[What you have to do]:
Separate out the lines that hold "rada".

Collection entries:
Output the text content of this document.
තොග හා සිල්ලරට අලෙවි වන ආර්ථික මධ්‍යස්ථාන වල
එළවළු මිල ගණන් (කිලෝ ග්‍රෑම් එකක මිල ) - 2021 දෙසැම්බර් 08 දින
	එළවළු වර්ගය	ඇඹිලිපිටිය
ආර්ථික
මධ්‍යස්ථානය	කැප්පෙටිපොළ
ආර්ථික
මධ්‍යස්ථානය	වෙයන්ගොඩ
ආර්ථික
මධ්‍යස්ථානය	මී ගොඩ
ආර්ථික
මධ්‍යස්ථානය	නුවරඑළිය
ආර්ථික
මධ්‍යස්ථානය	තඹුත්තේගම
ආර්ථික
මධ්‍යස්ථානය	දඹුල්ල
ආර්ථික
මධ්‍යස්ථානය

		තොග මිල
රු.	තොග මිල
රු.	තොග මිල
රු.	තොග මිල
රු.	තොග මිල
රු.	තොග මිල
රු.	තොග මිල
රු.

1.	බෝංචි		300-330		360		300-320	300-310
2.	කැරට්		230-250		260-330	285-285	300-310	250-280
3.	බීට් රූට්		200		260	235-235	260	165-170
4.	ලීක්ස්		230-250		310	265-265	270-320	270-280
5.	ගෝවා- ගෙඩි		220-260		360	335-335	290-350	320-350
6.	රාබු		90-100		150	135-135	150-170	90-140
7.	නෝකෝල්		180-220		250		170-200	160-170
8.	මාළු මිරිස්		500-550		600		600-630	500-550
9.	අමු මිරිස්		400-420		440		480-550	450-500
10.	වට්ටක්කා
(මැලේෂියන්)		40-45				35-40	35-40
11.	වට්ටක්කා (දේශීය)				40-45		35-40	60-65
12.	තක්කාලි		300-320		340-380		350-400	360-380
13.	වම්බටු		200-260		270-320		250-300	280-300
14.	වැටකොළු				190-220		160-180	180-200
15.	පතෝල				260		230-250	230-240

...

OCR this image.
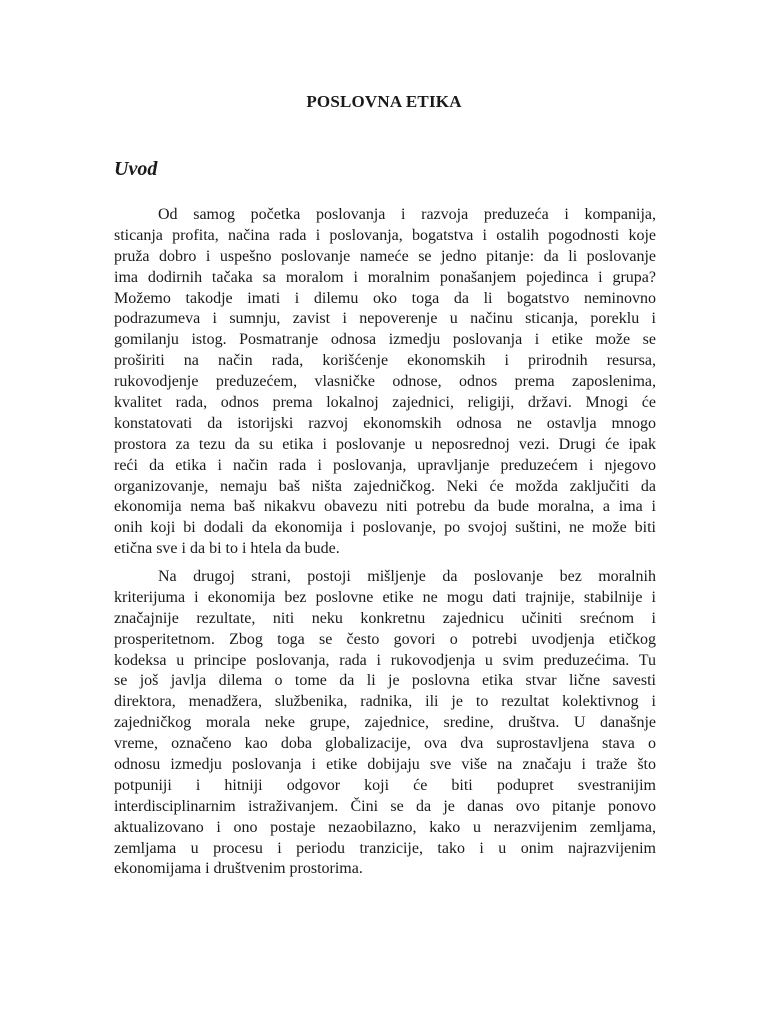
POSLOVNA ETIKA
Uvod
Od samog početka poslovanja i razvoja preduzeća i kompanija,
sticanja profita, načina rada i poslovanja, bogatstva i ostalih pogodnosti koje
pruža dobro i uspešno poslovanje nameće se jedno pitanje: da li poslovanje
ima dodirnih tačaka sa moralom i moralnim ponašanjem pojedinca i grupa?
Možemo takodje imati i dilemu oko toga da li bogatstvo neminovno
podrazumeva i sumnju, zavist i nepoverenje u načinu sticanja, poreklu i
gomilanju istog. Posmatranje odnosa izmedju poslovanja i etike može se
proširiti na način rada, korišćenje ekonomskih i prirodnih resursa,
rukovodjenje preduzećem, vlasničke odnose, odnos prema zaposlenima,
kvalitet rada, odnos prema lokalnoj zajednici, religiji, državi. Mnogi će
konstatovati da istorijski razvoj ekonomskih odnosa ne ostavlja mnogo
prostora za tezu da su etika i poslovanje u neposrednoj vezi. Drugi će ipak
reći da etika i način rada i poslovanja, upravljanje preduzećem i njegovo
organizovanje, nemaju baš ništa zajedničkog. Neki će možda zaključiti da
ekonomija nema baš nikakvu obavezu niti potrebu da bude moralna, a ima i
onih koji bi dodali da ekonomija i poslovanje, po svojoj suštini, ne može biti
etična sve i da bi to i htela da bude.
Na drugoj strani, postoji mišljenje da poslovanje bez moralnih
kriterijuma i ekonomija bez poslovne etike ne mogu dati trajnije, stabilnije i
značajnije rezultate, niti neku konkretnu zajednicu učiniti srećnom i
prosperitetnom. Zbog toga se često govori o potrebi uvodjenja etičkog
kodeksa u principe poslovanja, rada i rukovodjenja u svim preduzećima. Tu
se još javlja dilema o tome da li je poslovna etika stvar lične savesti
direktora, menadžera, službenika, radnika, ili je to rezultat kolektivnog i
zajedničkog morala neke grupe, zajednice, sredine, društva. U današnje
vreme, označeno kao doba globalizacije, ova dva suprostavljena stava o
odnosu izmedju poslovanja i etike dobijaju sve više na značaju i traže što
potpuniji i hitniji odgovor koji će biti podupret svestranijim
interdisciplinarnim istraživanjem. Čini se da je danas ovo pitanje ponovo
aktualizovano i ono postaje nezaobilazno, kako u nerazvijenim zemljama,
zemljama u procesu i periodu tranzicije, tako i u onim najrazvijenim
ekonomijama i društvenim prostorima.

[Expected answer]:
sticanja profita, načina rada i poslovanja, bogatstva i ostalih pogodnosti koje
proširiti na način rada, korišćenje ekonomskih i prirodnih resursa,
kvalitet rada, odnos prema lokalnoj zajednici, religiji, državi. Mnogi će
reći da etika i način rada i poslovanja, upravljanje preduzećem i njegovo
kodeksa u principe poslovanja, rada i rukovodjenja u svim preduzećima. Tu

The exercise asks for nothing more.